__WORK INSTRUCTIONS__: Of all the lines in the data below, how many contain "impulsion"? Report that number alone.

START MATERIAL SUPPLIED

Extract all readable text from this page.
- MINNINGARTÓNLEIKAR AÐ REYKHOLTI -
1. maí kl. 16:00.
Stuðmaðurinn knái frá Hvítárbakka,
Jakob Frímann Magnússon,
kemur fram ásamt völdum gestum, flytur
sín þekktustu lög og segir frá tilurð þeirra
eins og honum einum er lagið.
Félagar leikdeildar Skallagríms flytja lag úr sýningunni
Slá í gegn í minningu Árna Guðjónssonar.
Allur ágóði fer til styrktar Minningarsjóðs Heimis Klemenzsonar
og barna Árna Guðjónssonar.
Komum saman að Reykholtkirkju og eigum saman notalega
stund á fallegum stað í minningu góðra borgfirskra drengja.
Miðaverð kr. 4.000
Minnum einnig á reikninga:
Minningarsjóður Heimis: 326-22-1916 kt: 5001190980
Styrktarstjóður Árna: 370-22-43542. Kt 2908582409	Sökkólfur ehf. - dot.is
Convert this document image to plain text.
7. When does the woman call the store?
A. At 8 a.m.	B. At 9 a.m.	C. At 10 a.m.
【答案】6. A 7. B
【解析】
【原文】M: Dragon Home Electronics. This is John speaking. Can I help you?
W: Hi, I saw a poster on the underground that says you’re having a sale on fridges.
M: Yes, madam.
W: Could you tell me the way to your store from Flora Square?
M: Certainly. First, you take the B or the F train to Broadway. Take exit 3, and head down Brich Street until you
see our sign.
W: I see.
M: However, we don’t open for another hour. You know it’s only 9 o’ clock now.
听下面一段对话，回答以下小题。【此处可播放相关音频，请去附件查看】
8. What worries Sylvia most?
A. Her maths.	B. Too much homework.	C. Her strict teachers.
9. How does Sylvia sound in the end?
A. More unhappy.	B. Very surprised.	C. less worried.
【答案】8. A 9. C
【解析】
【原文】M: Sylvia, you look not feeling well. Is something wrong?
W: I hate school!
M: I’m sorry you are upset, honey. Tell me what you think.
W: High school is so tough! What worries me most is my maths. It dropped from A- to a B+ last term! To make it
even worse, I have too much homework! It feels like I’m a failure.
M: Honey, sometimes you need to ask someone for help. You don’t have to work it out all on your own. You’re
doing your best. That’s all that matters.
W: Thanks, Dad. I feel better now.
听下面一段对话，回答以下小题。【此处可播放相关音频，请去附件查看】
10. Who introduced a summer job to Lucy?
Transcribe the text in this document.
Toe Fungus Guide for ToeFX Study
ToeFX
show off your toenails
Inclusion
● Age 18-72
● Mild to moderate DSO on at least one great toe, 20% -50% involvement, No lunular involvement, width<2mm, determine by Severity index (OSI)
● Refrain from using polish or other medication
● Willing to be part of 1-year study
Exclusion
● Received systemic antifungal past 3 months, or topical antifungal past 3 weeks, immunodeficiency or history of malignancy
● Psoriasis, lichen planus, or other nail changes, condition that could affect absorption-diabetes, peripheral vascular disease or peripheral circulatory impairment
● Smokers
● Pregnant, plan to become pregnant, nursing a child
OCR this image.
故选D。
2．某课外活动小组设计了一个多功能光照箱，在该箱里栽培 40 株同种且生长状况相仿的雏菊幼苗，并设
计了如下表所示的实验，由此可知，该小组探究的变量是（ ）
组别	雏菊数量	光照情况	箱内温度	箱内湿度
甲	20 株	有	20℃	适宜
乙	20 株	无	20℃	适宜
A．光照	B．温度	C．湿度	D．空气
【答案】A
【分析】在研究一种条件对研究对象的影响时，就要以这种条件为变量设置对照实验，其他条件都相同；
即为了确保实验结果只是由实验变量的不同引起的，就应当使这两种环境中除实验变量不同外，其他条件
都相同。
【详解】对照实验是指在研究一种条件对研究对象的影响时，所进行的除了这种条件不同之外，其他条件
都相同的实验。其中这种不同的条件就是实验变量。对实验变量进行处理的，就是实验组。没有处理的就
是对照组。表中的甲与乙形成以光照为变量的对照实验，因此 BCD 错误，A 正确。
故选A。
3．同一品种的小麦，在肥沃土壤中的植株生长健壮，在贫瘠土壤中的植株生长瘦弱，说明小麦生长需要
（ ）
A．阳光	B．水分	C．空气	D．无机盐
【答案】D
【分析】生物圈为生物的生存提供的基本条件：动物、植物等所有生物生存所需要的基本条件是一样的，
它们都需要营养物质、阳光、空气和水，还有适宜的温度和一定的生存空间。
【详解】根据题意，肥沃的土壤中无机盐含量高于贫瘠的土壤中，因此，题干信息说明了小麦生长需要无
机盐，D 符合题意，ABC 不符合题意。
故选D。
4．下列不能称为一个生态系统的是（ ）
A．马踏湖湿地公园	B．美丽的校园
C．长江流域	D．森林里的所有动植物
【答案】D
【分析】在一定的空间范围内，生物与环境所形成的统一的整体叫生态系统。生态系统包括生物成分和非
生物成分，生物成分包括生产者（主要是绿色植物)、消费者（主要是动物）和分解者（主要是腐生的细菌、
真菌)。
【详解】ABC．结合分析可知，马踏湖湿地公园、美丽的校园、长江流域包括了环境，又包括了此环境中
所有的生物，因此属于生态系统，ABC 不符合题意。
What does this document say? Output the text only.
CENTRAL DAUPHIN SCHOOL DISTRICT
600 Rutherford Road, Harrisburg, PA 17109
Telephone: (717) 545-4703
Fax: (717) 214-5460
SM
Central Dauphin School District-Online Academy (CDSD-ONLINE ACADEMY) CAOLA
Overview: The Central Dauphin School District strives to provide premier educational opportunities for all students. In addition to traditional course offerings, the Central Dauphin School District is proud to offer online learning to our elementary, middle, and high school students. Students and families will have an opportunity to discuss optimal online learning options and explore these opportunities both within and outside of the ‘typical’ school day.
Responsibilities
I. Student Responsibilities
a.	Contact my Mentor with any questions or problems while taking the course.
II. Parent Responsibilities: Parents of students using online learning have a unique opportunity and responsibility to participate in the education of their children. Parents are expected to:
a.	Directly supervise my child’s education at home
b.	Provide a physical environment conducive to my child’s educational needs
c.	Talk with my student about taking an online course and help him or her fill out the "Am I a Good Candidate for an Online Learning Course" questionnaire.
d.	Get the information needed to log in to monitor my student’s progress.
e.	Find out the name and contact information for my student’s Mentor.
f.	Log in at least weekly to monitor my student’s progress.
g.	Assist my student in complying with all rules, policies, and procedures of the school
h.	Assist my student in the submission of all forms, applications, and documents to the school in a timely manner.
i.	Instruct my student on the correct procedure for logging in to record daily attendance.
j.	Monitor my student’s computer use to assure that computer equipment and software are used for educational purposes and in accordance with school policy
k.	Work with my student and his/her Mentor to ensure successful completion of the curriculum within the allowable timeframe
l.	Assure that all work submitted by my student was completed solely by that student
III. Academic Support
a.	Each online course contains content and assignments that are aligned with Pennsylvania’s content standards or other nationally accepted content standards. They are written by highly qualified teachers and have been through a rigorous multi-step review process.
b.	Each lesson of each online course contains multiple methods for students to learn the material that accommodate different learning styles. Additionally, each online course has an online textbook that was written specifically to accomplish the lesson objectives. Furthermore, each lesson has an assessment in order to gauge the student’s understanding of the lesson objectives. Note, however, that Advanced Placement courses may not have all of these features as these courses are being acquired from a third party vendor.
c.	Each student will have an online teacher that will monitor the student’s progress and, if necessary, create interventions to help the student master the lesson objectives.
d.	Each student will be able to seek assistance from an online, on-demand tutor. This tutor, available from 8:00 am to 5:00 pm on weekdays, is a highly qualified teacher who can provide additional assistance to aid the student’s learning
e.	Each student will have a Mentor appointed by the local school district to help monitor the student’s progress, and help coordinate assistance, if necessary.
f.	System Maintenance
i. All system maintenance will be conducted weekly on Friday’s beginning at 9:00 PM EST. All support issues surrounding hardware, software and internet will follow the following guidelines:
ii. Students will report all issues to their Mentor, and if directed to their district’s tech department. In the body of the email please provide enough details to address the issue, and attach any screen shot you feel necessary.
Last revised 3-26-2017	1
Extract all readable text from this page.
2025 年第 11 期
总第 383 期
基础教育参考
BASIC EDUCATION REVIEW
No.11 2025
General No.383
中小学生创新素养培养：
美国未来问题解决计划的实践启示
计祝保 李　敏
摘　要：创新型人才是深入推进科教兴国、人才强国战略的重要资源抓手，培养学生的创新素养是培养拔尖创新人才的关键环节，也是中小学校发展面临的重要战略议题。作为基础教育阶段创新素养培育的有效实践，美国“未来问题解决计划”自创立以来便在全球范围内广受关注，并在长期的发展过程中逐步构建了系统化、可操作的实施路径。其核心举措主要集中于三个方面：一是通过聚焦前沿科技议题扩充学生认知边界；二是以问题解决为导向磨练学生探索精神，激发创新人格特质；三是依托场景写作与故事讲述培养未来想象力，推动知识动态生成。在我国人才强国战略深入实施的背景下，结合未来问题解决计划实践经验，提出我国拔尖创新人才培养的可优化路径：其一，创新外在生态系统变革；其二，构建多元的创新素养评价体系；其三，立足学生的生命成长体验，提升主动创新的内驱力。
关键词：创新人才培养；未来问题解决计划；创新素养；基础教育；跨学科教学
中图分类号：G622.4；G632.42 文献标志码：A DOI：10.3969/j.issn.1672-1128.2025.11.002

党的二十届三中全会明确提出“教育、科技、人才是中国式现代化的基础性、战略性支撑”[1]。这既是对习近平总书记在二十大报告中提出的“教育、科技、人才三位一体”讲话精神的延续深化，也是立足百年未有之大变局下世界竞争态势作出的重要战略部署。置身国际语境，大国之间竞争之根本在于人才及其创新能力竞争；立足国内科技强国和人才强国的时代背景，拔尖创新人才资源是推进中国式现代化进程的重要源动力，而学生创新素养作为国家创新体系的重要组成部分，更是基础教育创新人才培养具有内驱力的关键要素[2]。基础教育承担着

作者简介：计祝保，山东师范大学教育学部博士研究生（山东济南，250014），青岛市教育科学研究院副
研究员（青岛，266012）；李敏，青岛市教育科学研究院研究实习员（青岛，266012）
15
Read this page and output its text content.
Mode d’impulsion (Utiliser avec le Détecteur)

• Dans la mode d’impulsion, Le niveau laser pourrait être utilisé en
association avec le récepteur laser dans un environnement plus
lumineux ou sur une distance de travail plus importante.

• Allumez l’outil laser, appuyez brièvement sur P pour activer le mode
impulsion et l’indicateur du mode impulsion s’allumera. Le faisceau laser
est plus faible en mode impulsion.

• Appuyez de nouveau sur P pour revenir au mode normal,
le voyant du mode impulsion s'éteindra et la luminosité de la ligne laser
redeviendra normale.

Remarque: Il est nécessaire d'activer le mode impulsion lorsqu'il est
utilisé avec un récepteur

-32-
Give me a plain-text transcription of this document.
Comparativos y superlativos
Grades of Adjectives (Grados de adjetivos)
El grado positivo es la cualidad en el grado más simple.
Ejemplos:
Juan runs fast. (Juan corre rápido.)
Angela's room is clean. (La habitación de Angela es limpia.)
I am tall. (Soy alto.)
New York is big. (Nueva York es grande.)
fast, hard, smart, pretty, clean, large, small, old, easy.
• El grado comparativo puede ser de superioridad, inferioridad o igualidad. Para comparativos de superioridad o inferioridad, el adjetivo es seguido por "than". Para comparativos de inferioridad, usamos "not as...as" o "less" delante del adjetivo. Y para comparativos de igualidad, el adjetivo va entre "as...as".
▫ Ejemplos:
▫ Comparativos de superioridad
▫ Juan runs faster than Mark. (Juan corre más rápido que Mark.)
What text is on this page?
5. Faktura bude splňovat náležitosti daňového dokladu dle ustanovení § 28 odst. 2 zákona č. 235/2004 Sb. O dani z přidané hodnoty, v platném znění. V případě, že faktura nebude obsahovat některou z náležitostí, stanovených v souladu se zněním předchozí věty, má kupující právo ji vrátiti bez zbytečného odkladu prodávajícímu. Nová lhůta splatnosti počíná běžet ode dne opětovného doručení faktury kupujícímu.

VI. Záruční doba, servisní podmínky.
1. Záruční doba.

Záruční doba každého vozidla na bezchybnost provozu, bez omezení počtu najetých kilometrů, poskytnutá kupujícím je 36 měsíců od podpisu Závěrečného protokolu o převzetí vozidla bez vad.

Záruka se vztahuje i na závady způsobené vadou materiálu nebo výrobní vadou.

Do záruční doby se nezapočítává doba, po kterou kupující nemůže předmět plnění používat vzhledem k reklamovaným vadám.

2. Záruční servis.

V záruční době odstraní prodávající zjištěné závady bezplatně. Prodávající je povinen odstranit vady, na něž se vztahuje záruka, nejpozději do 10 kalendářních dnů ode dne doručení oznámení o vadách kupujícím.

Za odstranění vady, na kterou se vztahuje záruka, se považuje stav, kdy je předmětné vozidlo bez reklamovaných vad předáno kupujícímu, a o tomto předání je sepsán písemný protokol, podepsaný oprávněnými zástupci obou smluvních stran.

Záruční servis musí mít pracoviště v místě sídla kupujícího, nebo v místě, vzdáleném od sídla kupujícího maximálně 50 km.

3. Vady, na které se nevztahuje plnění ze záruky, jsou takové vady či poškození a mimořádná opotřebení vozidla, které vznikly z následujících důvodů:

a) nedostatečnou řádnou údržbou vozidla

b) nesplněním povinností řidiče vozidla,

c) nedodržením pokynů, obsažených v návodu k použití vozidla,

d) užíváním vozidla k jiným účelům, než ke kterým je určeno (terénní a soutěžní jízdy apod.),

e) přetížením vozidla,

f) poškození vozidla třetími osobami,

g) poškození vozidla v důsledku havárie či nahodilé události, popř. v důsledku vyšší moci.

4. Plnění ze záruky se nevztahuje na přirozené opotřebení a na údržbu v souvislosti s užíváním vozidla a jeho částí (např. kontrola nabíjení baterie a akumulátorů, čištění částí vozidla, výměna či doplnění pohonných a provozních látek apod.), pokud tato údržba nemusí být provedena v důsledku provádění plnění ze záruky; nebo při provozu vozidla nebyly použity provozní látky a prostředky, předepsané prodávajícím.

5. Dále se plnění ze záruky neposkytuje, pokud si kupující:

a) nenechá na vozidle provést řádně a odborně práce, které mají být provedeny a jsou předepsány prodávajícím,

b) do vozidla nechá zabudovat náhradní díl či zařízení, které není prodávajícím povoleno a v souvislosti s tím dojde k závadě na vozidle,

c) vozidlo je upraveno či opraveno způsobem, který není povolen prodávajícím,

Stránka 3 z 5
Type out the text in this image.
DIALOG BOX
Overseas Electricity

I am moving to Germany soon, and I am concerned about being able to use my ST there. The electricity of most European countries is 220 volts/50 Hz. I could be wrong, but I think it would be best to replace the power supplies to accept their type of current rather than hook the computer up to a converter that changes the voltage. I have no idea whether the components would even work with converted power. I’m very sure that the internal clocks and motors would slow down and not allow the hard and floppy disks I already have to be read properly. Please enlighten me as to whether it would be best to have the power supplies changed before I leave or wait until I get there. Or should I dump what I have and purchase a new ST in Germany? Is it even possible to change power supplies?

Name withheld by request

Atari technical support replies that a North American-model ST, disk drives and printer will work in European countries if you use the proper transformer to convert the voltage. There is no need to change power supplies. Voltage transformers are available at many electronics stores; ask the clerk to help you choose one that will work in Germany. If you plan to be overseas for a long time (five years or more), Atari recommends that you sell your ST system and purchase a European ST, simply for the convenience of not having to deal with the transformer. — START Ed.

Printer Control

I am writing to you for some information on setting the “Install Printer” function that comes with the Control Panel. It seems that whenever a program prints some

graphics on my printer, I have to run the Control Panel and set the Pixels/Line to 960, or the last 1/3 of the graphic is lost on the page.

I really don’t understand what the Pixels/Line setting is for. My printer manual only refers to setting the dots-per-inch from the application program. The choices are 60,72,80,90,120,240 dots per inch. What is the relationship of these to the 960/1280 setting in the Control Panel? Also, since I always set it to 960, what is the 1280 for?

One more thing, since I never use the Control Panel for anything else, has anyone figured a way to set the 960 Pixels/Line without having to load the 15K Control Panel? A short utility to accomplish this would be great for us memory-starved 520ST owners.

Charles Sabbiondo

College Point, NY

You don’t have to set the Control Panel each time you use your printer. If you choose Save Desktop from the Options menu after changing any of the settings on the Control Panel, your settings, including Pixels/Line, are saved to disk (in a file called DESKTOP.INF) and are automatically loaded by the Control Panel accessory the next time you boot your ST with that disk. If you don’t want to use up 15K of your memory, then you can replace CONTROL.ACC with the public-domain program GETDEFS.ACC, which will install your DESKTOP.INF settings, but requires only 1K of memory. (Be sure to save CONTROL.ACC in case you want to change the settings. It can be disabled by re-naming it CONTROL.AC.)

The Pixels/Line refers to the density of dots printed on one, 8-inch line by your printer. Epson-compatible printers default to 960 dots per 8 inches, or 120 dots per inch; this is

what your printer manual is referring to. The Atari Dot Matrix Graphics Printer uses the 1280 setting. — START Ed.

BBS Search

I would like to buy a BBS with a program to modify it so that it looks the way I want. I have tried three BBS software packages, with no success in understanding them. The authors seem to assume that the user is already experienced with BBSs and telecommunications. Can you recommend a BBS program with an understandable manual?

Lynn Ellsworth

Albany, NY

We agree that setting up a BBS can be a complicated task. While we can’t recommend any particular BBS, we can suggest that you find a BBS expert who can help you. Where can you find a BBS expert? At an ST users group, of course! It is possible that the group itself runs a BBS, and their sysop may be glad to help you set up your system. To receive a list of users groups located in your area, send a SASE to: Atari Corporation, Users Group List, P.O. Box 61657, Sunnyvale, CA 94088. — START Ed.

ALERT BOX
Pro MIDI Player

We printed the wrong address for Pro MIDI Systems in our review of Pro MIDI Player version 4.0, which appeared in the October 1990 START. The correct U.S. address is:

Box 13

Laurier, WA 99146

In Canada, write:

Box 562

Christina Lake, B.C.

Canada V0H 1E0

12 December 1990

END MATERIAL SUPPLIED

__OUTPUT FOR THIS TASK__: 6